• **Task**
Copy out the data so that nothing differs from the original.
--- Data for analysis Enclosed Below ---
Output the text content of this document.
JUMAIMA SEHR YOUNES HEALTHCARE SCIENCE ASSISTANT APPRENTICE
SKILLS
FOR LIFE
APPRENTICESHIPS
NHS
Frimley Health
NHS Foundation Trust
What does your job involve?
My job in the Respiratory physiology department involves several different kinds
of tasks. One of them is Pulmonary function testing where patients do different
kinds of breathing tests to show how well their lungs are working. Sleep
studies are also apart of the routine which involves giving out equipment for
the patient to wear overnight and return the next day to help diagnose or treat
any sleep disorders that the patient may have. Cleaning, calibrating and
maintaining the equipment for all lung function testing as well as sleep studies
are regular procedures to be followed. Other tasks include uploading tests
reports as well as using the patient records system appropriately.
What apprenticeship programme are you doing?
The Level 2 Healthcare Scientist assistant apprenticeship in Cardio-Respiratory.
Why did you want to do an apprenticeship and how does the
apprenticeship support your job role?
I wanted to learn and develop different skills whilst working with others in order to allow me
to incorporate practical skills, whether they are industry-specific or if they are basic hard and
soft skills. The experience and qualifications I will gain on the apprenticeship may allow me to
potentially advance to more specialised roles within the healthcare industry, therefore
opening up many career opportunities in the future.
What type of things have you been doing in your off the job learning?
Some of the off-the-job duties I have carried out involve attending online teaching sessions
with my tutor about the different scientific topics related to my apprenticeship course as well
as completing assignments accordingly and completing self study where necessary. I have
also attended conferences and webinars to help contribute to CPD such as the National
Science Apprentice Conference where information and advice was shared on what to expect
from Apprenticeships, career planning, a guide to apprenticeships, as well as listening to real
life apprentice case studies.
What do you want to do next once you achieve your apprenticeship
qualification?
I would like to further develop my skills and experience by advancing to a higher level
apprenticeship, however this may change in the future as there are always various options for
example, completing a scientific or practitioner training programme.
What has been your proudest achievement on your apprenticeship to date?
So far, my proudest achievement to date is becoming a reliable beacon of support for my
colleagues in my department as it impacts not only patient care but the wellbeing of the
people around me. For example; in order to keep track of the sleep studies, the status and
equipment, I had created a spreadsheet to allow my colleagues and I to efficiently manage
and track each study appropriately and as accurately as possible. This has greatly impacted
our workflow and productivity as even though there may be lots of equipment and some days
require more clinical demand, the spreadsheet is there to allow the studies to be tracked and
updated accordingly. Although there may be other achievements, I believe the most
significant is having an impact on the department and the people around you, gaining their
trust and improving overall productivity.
--- End of Enclosed Data for analysis ---
• **Expected answer**
Output the text content of this document.
JUMAIMA SEHR YOUNES HEALTHCARE SCIENCE ASSISTANT APPRENTICE
SKILLS
FOR LIFE
APPRENTICESHIPS
NHS
Frimley Health
NHS Foundation Trust
What does your job involve?
My job in the Respiratory physiology department involves several different kinds
of tasks. One of them is Pulmonary function testing where patients do different
kinds of breathing tests to show how well their lungs are working. Sleep
studies are also apart of the routine which involves giving out equipment for
the patient to wear overnight and return the next day to help diagnose or treat
any sleep disorders that the patient may have. Cleaning, calibrating and
maintaining the equipment for all lung function testing as well as sleep studies
are regular procedures to be followed. Other tasks include uploading tests
reports as well as using the patient records system appropriately.
What apprenticeship programme are you doing?
The Level 2 Healthcare Scientist assistant apprenticeship in Cardio-Respiratory.
Why did you want to do an apprenticeship and how does the
apprenticeship support your job role?
I wanted to learn and develop different skills whilst working with others in order to allow me
to incorporate practical skills, whether they are industry-specific or if they are basic hard and
soft skills. The experience and qualifications I will gain on the apprenticeship may allow me to
potentially advance to more specialised roles within the healthcare industry, therefore
opening up many career opportunities in the future.
What type of things have you been doing in your off the job learning?
Some of the off-the-job duties I have carried out involve attending online teaching sessions
with my tutor about the different scientific topics related to my apprenticeship course as well
as completing assignments accordingly and completing self study where necessary. I have
also attended conferences and webinars to help contribute to CPD such as the National
Science Apprentice Conference where information and advice was shared on what to expect
from Apprenticeships, career planning, a guide to apprenticeships, as well as listening to real
life apprentice case studies.
What do you want to do next once you achieve your apprenticeship
qualification?
I would like to further develop my skills and experience by advancing to a higher level
apprenticeship, however this may change in the future as there are always various options for
example, completing a scientific or practitioner training programme.
What has been your proudest achievement on your apprenticeship to date?
So far, my proudest achievement to date is becoming a reliable beacon of support for my
colleagues in my department as it impacts not only patient care but the wellbeing of the
people around me. For example; in order to keep track of the sleep studies, the status and
equipment, I had created a spreadsheet to allow my colleagues and I to efficiently manage
and track each study appropriately and as accurately as possible. This has greatly impacted
our workflow and productivity as even though there may be lots of equipment and some days
require more clinical demand, the spreadsheet is there to allow the studies to be tracked and
updated accordingly. Although there may be other achievements, I believe the most
significant is having an impact on the department and the people around you, gaining their
trust and improving overall productivity.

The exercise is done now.